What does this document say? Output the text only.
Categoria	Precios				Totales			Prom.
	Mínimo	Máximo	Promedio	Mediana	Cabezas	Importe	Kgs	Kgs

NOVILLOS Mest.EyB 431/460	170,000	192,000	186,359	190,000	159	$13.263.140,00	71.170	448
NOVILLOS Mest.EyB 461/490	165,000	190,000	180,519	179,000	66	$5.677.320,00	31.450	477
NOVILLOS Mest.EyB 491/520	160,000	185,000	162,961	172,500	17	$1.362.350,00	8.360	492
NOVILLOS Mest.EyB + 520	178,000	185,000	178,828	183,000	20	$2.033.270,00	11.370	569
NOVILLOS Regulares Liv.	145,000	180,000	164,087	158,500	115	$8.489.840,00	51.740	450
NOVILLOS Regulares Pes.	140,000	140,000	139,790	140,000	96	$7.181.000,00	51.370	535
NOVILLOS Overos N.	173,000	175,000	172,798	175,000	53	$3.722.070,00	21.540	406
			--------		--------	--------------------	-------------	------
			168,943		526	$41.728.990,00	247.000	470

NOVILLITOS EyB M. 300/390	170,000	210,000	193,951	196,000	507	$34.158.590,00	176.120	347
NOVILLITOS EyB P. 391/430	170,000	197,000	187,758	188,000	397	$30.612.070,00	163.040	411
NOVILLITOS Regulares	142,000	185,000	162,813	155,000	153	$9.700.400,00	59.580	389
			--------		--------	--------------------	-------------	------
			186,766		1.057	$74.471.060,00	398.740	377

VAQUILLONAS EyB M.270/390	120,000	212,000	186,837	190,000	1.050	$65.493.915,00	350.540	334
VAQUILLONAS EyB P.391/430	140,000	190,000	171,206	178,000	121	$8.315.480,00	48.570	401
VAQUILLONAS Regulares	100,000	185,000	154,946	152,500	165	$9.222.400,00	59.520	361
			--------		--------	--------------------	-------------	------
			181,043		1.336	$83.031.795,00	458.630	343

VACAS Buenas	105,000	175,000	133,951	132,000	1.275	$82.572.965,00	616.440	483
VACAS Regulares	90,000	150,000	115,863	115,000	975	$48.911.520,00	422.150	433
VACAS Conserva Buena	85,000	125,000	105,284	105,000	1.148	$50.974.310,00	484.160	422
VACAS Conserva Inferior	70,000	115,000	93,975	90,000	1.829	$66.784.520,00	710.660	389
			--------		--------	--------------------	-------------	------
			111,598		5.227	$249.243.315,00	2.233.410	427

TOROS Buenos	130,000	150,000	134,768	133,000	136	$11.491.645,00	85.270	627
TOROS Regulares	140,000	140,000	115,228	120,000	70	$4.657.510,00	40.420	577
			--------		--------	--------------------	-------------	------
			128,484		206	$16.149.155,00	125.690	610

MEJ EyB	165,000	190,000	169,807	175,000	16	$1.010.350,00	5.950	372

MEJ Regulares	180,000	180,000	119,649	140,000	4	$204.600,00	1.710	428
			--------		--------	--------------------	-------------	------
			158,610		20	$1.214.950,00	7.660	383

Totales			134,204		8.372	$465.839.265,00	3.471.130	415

----

● **Task goal**
Transcribe each entry precisely, missing none.

● **Exercise response**
What does this document say? Output the text only.
Categoria	Precios				Totales			Prom.
	Mínimo	Máximo	Promedio	Mediana	Cabezas	Importe	Kgs	Kgs

NOVILLOS Mest.EyB 431/460	170,000	192,000	186,359	190,000	159	$13.263.140,00	71.170	448
NOVILLOS Mest.EyB 461/490	165,000	190,000	180,519	179,000	66	$5.677.320,00	31.450	477
NOVILLOS Mest.EyB 491/520	160,000	185,000	162,961	172,500	17	$1.362.350,00	8.360	492
NOVILLOS Mest.EyB + 520	178,000	185,000	178,828	183,000	20	$2.033.270,00	11.370	569
NOVILLOS Regulares Liv.	145,000	180,000	164,087	158,500	115	$8.489.840,00	51.740	450
NOVILLOS Regulares Pes.	140,000	140,000	139,790	140,000	96	$7.181.000,00	51.370	535
NOVILLOS Overos N.	173,000	175,000	172,798	175,000	53	$3.722.070,00	21.540	406
			--------		--------	--------------------	-------------	------
			168,943		526	$41.728.990,00	247.000	470

NOVILLITOS EyB M. 300/390	170,000	210,000	193,951	196,000	507	$34.158.590,00	176.120	347
NOVILLITOS EyB P. 391/430	170,000	197,000	187,758	188,000	397	$30.612.070,00	163.040	411
NOVILLITOS Regulares	142,000	185,000	162,813	155,000	153	$9.700.400,00	59.580	389
			--------		--------	--------------------	-------------	------
			186,766		1.057	$74.471.060,00	398.740	377

VAQUILLONAS EyB M.270/390	120,000	212,000	186,837	190,000	1.050	$65.493.915,00	350.540	334
VAQUILLONAS EyB P.391/430	140,000	190,000	171,206	178,000	121	$8.315.480,00	48.570	401
VAQUILLONAS Regulares	100,000	185,000	154,946	152,500	165	$9.222.400,00	59.520	361
			--------		--------	--------------------	-------------	------
			181,043		1.336	$83.031.795,00	458.630	343

VACAS Buenas	105,000	175,000	133,951	132,000	1.275	$82.572.965,00	616.440	483
VACAS Regulares	90,000	150,000	115,863	115,000	975	$48.911.520,00	422.150	433
VACAS Conserva Buena	85,000	125,000	105,284	105,000	1.148	$50.974.310,00	484.160	422
VACAS Conserva Inferior	70,000	115,000	93,975	90,000	1.829	$66.784.520,00	710.660	389
			--------		--------	--------------------	-------------	------
			111,598		5.227	$249.243.315,00	2.233.410	427

TOROS Buenos	130,000	150,000	134,768	133,000	136	$11.491.645,00	85.270	627
TOROS Regulares	140,000	140,000	115,228	120,000	70	$4.657.510,00	40.420	577
			--------		--------	--------------------	-------------	------
			128,484		206	$16.149.155,00	125.690	610

MEJ EyB	165,000	190,000	169,807	175,000	16	$1.010.350,00	5.950	372

MEJ Regulares	180,000	180,000	119,649	140,000	4	$204.600,00	1.710	428
			--------		--------	--------------------	-------------	------
			158,610		20	$1.214.950,00	7.660	383

Totales			134,204		8.372	$465.839.265,00	3.471.130	415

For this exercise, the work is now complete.